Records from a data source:
════════════════════
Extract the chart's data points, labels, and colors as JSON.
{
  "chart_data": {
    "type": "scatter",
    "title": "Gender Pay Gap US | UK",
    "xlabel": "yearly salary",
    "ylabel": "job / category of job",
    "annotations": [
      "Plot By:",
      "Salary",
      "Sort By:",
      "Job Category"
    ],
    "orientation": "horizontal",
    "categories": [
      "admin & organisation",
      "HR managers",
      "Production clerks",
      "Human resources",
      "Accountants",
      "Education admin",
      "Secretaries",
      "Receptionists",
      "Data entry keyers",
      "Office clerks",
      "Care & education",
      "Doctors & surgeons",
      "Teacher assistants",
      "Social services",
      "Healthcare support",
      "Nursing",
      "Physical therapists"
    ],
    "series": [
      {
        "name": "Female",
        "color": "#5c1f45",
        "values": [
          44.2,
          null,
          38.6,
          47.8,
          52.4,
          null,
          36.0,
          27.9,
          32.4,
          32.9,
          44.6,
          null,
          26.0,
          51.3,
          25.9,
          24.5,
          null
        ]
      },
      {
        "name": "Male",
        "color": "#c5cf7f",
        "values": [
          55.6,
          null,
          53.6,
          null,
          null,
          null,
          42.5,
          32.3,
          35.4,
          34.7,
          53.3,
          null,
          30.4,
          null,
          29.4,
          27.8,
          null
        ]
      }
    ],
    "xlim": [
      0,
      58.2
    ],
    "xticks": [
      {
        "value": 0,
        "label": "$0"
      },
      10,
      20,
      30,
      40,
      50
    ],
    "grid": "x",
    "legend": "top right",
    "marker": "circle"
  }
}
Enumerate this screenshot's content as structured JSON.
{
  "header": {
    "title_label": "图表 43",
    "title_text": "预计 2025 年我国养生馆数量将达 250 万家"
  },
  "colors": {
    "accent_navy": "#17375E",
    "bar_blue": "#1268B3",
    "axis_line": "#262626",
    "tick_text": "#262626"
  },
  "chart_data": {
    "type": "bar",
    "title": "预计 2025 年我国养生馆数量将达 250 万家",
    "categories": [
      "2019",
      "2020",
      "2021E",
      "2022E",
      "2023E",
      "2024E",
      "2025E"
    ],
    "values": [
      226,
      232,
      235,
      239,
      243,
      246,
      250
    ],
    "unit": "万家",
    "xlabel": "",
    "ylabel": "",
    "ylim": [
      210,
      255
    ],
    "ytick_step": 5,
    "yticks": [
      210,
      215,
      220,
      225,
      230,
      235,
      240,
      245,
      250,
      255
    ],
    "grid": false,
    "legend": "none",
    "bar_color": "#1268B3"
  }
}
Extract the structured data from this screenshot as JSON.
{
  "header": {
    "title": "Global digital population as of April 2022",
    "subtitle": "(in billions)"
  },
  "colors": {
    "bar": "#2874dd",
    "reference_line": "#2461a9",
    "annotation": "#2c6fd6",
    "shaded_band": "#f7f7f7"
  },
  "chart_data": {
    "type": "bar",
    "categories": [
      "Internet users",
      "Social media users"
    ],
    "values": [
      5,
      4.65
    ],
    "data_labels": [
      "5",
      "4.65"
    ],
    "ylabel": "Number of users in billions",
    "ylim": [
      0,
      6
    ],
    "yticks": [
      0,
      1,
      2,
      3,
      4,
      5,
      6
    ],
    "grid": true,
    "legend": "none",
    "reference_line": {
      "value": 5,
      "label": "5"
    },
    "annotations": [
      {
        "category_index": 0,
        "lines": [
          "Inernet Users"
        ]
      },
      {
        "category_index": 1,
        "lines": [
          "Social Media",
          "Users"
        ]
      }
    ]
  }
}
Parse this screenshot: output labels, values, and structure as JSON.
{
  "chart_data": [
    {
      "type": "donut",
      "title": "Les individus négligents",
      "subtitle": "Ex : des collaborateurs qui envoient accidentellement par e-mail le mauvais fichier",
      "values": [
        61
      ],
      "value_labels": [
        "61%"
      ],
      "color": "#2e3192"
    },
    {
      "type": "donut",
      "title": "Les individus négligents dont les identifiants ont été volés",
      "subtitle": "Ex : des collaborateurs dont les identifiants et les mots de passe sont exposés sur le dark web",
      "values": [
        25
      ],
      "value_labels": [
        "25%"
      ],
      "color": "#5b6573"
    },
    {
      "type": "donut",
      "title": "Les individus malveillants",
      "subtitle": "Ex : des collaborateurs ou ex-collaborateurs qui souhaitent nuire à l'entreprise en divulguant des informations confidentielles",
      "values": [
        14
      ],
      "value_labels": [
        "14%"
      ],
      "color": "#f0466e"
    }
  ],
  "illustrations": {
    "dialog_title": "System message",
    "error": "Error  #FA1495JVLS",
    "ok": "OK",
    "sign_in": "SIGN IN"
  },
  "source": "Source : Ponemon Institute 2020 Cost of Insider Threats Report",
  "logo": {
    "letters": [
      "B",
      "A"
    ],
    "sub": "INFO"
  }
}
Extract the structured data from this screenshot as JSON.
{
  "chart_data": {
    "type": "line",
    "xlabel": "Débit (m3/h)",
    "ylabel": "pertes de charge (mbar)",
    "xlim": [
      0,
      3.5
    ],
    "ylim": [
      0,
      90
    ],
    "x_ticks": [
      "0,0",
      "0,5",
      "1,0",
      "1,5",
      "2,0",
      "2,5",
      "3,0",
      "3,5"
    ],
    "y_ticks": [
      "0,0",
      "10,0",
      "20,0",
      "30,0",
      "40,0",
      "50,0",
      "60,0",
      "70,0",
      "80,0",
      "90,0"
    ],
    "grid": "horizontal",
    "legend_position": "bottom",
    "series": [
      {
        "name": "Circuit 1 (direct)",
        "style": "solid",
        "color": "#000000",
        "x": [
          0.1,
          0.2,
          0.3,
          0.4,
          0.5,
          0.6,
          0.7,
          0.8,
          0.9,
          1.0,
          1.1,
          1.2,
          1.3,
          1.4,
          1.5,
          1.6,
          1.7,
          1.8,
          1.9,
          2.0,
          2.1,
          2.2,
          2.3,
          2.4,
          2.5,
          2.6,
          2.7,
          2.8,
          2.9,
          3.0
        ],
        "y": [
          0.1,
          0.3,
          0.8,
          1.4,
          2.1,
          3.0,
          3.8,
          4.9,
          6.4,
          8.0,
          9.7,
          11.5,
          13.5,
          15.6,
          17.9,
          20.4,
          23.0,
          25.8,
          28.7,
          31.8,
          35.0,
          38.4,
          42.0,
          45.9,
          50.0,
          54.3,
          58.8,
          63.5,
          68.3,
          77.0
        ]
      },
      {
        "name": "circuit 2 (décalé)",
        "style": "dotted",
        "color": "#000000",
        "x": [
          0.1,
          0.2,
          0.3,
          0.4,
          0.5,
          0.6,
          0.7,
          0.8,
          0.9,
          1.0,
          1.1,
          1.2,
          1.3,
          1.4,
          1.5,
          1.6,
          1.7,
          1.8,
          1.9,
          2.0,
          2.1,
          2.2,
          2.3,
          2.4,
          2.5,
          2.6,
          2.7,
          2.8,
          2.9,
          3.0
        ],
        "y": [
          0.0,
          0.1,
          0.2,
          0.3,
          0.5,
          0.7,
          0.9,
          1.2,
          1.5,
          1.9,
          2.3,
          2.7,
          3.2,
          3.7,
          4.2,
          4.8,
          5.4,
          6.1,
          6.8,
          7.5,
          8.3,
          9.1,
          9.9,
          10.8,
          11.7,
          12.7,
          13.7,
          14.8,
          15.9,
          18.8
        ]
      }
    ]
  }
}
════════════════════
* The exercise
Read the entries above, then pull out the lines that include "年我国养生馆数量将达".

* Reply
    "title_text": "预计 2025 年我国养生馆数量将达 250 万家"
    "title": "预计 2025 年我国养生馆数量将达 250 万家",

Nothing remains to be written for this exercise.